Requirements —
Go through each line of the records below and count those with the word "Completed"; give only the total.

Supplied material —
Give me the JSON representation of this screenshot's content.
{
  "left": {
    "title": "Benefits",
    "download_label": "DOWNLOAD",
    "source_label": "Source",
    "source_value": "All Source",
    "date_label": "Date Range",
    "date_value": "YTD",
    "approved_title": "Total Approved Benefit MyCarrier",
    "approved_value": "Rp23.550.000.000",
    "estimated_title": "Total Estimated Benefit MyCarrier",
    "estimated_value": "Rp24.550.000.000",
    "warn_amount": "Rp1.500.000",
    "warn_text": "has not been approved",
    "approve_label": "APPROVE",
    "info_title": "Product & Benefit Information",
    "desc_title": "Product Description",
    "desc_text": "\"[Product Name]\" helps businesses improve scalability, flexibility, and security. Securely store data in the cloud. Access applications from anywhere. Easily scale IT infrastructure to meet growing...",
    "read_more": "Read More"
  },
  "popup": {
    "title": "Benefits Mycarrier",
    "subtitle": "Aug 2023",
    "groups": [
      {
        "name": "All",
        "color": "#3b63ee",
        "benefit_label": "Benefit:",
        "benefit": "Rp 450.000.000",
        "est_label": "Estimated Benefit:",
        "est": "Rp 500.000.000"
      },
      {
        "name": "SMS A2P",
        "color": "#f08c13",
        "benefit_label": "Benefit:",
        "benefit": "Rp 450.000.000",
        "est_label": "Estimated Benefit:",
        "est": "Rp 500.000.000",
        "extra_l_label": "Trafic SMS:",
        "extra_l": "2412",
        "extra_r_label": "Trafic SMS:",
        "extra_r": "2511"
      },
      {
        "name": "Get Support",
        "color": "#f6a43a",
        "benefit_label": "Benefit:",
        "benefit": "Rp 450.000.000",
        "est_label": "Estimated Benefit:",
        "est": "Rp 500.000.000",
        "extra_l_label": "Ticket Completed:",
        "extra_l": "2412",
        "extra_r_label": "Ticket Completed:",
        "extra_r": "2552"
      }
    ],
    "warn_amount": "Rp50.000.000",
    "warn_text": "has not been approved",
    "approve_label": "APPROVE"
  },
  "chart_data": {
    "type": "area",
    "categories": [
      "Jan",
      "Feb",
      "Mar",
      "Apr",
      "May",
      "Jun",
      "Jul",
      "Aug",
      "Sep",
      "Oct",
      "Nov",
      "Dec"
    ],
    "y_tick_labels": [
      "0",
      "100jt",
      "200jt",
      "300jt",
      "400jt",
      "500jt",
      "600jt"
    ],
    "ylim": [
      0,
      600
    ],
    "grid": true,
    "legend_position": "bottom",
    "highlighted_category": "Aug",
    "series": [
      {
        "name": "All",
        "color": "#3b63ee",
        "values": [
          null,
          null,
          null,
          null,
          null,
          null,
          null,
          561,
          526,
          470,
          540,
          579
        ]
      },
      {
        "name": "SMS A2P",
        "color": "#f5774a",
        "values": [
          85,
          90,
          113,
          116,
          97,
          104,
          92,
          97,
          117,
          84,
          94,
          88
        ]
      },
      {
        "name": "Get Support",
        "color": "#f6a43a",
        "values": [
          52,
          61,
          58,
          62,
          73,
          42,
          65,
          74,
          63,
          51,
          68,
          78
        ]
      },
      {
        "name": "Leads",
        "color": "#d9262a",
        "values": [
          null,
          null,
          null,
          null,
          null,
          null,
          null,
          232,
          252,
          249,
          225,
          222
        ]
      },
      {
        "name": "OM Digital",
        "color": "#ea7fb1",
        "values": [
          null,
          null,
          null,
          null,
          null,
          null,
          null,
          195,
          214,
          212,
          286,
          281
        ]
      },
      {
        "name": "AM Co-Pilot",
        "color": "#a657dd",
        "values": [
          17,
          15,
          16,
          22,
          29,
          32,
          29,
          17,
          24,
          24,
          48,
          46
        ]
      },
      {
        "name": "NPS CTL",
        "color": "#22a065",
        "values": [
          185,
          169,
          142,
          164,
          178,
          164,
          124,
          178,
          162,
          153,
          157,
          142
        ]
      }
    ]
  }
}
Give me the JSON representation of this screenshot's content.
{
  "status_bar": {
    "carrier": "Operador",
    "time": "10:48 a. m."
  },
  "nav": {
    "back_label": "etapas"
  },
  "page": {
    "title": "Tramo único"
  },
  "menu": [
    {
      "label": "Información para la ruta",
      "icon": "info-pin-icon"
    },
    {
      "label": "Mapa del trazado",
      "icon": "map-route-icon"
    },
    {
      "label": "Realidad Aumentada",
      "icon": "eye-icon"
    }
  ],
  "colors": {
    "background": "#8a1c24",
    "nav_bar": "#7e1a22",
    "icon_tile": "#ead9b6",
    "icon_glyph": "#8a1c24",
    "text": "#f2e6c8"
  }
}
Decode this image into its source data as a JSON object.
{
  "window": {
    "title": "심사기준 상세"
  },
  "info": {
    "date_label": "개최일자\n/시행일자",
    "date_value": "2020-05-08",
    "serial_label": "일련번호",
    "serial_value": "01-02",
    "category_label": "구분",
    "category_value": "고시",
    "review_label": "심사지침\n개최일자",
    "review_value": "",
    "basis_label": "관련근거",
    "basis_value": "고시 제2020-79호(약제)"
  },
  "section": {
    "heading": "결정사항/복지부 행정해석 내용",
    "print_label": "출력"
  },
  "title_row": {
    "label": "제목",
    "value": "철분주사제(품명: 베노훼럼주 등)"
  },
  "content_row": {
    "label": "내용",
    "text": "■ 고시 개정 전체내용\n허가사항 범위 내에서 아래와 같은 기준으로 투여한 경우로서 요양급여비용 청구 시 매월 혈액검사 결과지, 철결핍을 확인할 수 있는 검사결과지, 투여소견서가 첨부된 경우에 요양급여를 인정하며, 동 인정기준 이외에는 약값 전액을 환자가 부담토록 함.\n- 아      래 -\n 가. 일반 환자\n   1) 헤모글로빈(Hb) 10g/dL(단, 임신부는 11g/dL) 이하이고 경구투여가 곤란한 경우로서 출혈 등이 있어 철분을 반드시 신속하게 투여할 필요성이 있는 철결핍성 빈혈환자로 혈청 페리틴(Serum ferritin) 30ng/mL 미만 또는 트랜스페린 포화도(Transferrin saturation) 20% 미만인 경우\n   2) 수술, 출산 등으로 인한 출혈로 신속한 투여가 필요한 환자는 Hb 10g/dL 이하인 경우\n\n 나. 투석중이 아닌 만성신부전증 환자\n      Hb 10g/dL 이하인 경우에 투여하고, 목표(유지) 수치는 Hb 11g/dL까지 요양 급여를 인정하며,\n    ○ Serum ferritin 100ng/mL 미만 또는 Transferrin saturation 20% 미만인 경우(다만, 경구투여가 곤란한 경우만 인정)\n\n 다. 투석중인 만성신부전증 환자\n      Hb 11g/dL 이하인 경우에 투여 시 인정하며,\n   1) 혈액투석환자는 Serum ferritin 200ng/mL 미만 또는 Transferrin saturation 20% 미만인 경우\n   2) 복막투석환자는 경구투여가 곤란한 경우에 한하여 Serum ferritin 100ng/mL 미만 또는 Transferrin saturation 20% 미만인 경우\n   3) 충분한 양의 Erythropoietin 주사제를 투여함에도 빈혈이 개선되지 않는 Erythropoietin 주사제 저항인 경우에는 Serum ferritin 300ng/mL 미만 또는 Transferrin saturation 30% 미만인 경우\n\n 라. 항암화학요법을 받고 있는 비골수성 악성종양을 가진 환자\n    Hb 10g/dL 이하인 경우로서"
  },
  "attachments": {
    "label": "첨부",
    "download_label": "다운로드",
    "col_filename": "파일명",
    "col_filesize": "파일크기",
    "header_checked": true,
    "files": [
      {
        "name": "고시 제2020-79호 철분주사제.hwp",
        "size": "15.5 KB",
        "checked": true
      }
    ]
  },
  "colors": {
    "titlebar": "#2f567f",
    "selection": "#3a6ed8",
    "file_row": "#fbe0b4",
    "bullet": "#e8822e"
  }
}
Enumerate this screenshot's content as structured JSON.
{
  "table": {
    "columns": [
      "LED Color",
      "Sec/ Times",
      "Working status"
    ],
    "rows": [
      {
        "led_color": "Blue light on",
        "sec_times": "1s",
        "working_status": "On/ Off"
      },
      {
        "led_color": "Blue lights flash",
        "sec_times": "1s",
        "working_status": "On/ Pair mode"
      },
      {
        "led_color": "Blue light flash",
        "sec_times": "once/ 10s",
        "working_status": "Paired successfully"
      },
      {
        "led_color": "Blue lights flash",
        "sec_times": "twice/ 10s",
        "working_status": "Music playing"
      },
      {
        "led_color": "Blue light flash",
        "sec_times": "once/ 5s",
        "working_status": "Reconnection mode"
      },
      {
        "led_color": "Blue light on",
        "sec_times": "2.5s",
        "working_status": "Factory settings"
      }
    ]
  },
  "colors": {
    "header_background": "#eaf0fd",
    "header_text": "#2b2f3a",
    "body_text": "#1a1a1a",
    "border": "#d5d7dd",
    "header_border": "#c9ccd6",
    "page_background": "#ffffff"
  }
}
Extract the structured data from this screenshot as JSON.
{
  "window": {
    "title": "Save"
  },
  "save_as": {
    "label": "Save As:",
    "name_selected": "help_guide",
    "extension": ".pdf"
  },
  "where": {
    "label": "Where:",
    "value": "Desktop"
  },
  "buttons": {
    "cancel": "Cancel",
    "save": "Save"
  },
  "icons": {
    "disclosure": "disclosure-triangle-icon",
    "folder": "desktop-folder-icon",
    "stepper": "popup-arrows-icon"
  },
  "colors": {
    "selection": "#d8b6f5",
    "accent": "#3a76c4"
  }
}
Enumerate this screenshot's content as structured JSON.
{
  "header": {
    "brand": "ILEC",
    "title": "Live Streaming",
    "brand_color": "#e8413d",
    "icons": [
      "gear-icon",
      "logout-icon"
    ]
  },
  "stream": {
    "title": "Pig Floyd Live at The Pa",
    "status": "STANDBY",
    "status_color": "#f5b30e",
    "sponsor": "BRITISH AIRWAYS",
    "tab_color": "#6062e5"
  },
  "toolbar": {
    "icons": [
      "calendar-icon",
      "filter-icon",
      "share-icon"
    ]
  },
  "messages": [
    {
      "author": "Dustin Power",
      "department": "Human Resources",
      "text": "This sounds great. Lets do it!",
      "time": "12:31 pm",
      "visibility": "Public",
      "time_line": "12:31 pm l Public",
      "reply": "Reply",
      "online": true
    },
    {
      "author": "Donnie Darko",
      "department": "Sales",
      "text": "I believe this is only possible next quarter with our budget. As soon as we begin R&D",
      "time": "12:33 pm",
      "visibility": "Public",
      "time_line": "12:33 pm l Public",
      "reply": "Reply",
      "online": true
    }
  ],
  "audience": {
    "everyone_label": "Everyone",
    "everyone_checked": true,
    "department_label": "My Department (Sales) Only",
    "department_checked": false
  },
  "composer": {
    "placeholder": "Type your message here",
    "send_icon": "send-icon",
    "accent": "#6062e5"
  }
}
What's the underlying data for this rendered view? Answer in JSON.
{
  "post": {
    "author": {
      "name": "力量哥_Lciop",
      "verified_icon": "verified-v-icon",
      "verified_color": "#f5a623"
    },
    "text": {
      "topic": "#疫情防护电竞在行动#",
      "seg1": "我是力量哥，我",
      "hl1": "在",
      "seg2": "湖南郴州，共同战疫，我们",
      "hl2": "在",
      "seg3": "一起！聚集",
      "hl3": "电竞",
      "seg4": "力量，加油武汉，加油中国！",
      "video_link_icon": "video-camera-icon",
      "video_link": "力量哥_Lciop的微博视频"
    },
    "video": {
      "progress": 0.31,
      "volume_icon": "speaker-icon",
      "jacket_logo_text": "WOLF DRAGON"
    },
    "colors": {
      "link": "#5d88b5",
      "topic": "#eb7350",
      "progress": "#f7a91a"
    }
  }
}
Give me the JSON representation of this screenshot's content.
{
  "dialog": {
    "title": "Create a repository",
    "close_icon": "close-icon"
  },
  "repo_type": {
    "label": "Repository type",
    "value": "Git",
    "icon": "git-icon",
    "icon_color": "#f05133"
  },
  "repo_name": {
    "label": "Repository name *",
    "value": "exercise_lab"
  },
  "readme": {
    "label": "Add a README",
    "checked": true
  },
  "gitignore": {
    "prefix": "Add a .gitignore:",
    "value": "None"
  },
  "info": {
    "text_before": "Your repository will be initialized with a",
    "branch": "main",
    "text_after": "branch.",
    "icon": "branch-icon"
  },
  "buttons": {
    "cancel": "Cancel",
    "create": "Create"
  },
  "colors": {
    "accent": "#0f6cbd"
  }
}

Worked solution —
2